##### Excerpted records

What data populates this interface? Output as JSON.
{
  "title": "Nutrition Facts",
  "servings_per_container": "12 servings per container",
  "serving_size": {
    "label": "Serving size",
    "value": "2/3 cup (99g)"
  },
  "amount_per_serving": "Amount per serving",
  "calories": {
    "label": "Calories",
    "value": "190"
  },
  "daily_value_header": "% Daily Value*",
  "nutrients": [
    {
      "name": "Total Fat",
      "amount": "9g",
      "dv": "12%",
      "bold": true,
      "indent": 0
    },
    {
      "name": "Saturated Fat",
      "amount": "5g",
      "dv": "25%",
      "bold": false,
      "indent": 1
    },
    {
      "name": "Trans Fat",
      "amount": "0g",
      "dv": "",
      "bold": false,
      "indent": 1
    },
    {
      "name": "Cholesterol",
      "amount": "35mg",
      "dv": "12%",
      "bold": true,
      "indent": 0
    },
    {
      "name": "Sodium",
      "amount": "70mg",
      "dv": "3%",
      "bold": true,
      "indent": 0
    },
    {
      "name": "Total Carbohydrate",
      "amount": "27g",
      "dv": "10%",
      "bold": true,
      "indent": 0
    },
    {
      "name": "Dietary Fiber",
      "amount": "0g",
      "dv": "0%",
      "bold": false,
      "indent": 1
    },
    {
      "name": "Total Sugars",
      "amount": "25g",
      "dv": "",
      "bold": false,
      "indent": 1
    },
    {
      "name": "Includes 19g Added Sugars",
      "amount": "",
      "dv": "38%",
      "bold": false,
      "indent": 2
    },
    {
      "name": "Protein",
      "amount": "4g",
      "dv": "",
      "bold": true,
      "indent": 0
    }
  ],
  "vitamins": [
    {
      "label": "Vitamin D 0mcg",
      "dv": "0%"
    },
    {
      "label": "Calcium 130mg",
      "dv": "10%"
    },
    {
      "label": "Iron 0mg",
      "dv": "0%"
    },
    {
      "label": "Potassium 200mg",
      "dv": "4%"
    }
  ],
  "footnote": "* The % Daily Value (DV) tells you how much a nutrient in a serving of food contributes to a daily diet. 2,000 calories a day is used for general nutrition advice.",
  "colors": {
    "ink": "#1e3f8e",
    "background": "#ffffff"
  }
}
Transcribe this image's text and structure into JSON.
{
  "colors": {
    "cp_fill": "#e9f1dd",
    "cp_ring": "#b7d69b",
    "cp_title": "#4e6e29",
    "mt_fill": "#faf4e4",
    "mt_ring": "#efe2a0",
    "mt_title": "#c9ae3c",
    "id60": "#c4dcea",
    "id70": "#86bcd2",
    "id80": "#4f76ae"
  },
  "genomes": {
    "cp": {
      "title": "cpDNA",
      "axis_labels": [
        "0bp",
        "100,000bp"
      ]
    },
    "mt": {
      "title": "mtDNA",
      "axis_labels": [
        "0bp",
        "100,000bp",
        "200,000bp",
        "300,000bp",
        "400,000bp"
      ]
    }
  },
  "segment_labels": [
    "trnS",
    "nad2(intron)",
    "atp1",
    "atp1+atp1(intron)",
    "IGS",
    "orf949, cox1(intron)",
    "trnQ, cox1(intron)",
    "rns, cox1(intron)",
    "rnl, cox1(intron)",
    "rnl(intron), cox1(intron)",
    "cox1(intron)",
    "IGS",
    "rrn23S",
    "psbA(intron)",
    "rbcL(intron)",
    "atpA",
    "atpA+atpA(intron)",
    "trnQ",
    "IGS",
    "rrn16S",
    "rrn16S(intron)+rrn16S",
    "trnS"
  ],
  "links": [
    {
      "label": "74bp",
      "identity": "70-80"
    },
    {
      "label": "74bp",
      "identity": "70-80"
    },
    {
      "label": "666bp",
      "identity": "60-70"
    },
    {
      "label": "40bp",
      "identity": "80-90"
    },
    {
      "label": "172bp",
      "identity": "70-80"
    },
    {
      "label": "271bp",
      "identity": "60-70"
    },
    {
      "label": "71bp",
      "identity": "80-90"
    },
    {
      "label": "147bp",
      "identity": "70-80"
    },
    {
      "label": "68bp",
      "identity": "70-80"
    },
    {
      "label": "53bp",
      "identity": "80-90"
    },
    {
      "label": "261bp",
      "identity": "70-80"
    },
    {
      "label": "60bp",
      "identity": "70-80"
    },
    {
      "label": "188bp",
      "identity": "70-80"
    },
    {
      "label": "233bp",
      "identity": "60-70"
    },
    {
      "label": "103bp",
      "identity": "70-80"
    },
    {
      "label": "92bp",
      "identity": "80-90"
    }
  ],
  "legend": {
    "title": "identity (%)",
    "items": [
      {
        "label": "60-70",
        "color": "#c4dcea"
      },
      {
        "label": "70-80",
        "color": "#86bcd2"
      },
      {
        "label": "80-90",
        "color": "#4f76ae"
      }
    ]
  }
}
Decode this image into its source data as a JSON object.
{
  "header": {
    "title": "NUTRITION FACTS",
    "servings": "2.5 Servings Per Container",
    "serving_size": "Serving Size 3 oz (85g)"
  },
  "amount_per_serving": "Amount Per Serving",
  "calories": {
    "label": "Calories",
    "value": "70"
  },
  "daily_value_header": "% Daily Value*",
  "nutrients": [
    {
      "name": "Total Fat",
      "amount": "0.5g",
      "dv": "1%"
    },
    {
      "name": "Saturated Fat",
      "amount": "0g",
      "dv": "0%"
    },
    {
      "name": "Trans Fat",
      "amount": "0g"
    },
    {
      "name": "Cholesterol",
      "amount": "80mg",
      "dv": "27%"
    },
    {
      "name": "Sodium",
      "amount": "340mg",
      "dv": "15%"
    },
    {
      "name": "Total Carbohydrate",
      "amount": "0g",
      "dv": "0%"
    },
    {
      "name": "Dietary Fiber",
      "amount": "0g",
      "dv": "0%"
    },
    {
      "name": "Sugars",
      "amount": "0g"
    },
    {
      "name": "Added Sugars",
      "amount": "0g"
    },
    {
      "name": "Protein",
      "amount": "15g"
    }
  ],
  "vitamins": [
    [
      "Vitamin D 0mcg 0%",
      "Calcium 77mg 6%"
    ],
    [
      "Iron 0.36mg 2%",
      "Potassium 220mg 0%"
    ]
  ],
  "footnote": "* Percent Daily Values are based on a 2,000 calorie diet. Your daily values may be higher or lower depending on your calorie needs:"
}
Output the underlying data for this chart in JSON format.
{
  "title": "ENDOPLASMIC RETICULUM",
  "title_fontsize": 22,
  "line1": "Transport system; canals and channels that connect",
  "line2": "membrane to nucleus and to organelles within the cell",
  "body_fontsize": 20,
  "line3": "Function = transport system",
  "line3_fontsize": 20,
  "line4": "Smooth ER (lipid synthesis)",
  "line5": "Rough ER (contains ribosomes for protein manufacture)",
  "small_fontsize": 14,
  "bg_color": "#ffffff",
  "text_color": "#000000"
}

##########

▶ _The problem_:
How many lines in the entries include "servings"? Only the number is wanted.

▶ _Reply_:
2